§ **Stated exercise**
Exactly as they appear, output all of the entries.

─── Dataset entries ───

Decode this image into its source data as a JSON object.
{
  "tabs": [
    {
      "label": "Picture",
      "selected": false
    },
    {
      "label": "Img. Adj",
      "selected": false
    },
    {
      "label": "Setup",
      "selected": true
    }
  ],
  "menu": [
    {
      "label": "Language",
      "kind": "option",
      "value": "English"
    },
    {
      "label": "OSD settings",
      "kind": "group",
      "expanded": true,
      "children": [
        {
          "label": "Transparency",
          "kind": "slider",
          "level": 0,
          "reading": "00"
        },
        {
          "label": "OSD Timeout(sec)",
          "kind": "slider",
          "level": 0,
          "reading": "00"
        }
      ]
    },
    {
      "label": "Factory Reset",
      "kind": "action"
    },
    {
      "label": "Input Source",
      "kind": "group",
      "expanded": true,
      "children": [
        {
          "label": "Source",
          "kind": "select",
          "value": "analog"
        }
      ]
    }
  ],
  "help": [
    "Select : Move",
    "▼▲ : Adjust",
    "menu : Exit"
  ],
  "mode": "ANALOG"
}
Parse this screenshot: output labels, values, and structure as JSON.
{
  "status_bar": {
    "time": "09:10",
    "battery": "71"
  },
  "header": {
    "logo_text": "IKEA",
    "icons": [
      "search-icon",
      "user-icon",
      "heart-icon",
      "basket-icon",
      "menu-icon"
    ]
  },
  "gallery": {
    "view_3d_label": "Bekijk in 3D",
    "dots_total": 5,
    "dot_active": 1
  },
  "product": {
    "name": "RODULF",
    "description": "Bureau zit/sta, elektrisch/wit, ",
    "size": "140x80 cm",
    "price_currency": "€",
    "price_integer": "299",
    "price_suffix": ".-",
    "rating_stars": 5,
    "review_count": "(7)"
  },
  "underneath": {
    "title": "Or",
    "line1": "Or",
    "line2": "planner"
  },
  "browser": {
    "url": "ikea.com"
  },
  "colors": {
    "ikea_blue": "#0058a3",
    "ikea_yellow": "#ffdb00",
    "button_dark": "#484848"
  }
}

───

§ **Finished answer**
Decode this image into its source data as a JSON object.
{
  "tabs": [
    {
      "label": "Picture",
      "selected": false
    },
    {
      "label": "Img. Adj",
      "selected": false
    },
    {
      "label": "Setup",
      "selected": true
    }
  ],
  "menu": [
    {
      "label": "Language",
      "kind": "option",
      "value": "English"
    },
    {
      "label": "OSD settings",
      "kind": "group",
      "expanded": true,
      "children": [
        {
          "label": "Transparency",
          "kind": "slider",
          "level": 0,
          "reading": "00"
        },
        {
          "label": "OSD Timeout(sec)",
          "kind": "slider",
          "level": 0,
          "reading": "00"
        }
      ]
    },
    {
      "label": "Factory Reset",
      "kind": "action"
    },
    {
      "label": "Input Source",
      "kind": "group",
      "expanded": true,
      "children": [
        {
          "label": "Source",
          "kind": "select",
          "value": "analog"
        }
      ]
    }
  ],
  "help": [
    "Select : Move",
    "▼▲ : Adjust",
    "menu : Exit"
  ],
  "mode": "ANALOG"
}
Parse this screenshot: output labels, values, and structure as JSON.
{
  "status_bar": {
    "time": "09:10",
    "battery": "71"
  },
  "header": {
    "logo_text": "IKEA",
    "icons": [
      "search-icon",
      "user-icon",
      "heart-icon",
      "basket-icon",
      "menu-icon"
    ]
  },
  "gallery": {
    "view_3d_label": "Bekijk in 3D",
    "dots_total": 5,
    "dot_active": 1
  },
  "product": {
    "name": "RODULF",
    "description": "Bureau zit/sta, elektrisch/wit, ",
    "size": "140x80 cm",
    "price_currency": "€",
    "price_integer": "299",
    "price_suffix": ".-",
    "rating_stars": 5,
    "review_count": "(7)"
  },
  "underneath": {
    "title": "Or",
    "line1": "Or",
    "line2": "planner"
  },
  "browser": {
    "url": "ikea.com"
  },
  "colors": {
    "ikea_blue": "#0058a3",
    "ikea_yellow": "#ffdb00",
    "button_dark": "#484848"
  }
}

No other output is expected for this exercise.